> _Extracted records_
--- BEGIN ---
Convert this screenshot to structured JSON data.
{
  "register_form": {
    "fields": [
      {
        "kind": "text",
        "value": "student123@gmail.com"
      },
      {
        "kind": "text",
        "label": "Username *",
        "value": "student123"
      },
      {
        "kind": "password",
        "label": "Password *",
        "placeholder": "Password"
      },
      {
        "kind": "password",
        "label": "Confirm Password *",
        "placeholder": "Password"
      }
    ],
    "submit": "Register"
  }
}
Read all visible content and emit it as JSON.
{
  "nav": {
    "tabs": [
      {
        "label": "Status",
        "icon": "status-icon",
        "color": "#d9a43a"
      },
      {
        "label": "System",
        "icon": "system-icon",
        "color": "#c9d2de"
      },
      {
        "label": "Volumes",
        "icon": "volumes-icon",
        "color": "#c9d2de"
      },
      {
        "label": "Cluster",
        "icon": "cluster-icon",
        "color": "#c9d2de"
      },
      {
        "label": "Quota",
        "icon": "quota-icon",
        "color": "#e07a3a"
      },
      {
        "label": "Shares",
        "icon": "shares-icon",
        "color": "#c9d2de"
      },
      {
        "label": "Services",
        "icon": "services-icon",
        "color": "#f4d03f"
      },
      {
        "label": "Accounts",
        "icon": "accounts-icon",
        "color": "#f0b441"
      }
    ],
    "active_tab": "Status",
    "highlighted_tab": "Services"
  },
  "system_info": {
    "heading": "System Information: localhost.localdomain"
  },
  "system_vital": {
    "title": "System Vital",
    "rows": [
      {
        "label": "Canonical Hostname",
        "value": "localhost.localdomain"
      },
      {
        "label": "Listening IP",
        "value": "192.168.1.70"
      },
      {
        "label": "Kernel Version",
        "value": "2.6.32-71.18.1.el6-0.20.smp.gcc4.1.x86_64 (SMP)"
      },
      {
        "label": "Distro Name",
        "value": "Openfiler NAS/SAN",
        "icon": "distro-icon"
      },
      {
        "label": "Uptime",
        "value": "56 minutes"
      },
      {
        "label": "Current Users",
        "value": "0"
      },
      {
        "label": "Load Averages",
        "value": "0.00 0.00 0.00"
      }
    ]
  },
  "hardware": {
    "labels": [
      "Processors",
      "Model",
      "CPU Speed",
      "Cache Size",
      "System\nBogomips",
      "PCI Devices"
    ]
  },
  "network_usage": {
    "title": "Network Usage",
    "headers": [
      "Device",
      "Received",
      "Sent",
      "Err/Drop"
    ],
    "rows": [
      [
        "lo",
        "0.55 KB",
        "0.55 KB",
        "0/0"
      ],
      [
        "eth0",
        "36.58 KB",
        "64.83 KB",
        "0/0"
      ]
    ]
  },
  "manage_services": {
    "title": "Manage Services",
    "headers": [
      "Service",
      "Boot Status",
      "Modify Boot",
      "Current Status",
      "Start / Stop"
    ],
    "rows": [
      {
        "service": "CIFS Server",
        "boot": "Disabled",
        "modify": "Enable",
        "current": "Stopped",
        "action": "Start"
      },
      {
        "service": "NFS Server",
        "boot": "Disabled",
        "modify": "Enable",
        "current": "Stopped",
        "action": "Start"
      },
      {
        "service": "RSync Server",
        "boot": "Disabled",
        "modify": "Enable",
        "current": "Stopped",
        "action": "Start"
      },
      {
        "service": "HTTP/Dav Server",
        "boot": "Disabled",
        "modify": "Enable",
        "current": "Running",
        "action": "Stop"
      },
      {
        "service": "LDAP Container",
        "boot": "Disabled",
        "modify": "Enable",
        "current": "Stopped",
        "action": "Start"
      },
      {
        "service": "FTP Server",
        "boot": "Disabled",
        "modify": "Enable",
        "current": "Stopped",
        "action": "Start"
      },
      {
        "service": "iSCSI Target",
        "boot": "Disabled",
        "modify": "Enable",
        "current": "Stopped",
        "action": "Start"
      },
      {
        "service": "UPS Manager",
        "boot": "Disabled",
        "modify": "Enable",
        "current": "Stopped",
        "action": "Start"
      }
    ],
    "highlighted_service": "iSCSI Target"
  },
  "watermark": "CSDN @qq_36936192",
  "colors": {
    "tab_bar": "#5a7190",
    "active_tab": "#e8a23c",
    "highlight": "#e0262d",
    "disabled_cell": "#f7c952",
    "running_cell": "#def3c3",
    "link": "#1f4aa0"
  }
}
--- END ---
> _Short task_
Repeat all the entries word for word.

> _Written answer_
Convert this screenshot to structured JSON data.
{
  "register_form": {
    "fields": [
      {
        "kind": "text",
        "value": "student123@gmail.com"
      },
      {
        "kind": "text",
        "label": "Username *",
        "value": "student123"
      },
      {
        "kind": "password",
        "label": "Password *",
        "placeholder": "Password"
      },
      {
        "kind": "password",
        "label": "Confirm Password *",
        "placeholder": "Password"
      }
    ],
    "submit": "Register"
  }
}
Read all visible content and emit it as JSON.
{
  "nav": {
    "tabs": [
      {
        "label": "Status",
        "icon": "status-icon",
        "color": "#d9a43a"
      },
      {
        "label": "System",
        "icon": "system-icon",
        "color": "#c9d2de"
      },
      {
        "label": "Volumes",
        "icon": "volumes-icon",
        "color": "#c9d2de"
      },
      {
        "label": "Cluster",
        "icon": "cluster-icon",
        "color": "#c9d2de"
      },
      {
        "label": "Quota",
        "icon": "quota-icon",
        "color": "#e07a3a"
      },
      {
        "label": "Shares",
        "icon": "shares-icon",
        "color": "#c9d2de"
      },
      {
        "label": "Services",
        "icon": "services-icon",
        "color": "#f4d03f"
      },
      {
        "label": "Accounts",
        "icon": "accounts-icon",
        "color": "#f0b441"
      }
    ],
    "active_tab": "Status",
    "highlighted_tab": "Services"
  },
  "system_info": {
    "heading": "System Information: localhost.localdomain"
  },
  "system_vital": {
    "title": "System Vital",
    "rows": [
      {
        "label": "Canonical Hostname",
        "value": "localhost.localdomain"
      },
      {
        "label": "Listening IP",
        "value": "192.168.1.70"
      },
      {
        "label": "Kernel Version",
        "value": "2.6.32-71.18.1.el6-0.20.smp.gcc4.1.x86_64 (SMP)"
      },
      {
        "label": "Distro Name",
        "value": "Openfiler NAS/SAN",
        "icon": "distro-icon"
      },
      {
        "label": "Uptime",
        "value": "56 minutes"
      },
      {
        "label": "Current Users",
        "value": "0"
      },
      {
        "label": "Load Averages",
        "value": "0.00 0.00 0.00"
      }
    ]
  },
  "hardware": {
    "labels": [
      "Processors",
      "Model",
      "CPU Speed",
      "Cache Size",
      "System\nBogomips",
      "PCI Devices"
    ]
  },
  "network_usage": {
    "title": "Network Usage",
    "headers": [
      "Device",
      "Received",
      "Sent",
      "Err/Drop"
    ],
    "rows": [
      [
        "lo",
        "0.55 KB",
        "0.55 KB",
        "0/0"
      ],
      [
        "eth0",
        "36.58 KB",
        "64.83 KB",
        "0/0"
      ]
    ]
  },
  "manage_services": {
    "title": "Manage Services",
    "headers": [
      "Service",
      "Boot Status",
      "Modify Boot",
      "Current Status",
      "Start / Stop"
    ],
    "rows": [
      {
        "service": "CIFS Server",
        "boot": "Disabled",
        "modify": "Enable",
        "current": "Stopped",
        "action": "Start"
      },
      {
        "service": "NFS Server",
        "boot": "Disabled",
        "modify": "Enable",
        "current": "Stopped",
        "action": "Start"
      },
      {
        "service": "RSync Server",
        "boot": "Disabled",
        "modify": "Enable",
        "current": "Stopped",
        "action": "Start"
      },
      {
        "service": "HTTP/Dav Server",
        "boot": "Disabled",
        "modify": "Enable",
        "current": "Running",
        "action": "Stop"
      },
      {
        "service": "LDAP Container",
        "boot": "Disabled",
        "modify": "Enable",
        "current": "Stopped",
        "action": "Start"
      },
      {
        "service": "FTP Server",
        "boot": "Disabled",
        "modify": "Enable",
        "current": "Stopped",
        "action": "Start"
      },
      {
        "service": "iSCSI Target",
        "boot": "Disabled",
        "modify": "Enable",
        "current": "Stopped",
        "action": "Start"
      },
      {
        "service": "UPS Manager",
        "boot": "Disabled",
        "modify": "Enable",
        "current": "Stopped",
        "action": "Start"
      }
    ],
    "highlighted_service": "iSCSI Target"
  },
  "watermark": "CSDN @qq_36936192",
  "colors": {
    "tab_bar": "#5a7190",
    "active_tab": "#e8a23c",
    "highlight": "#e0262d",
    "disabled_cell": "#f7c952",
    "running_cell": "#def3c3",
    "link": "#1f4aa0"
  }
}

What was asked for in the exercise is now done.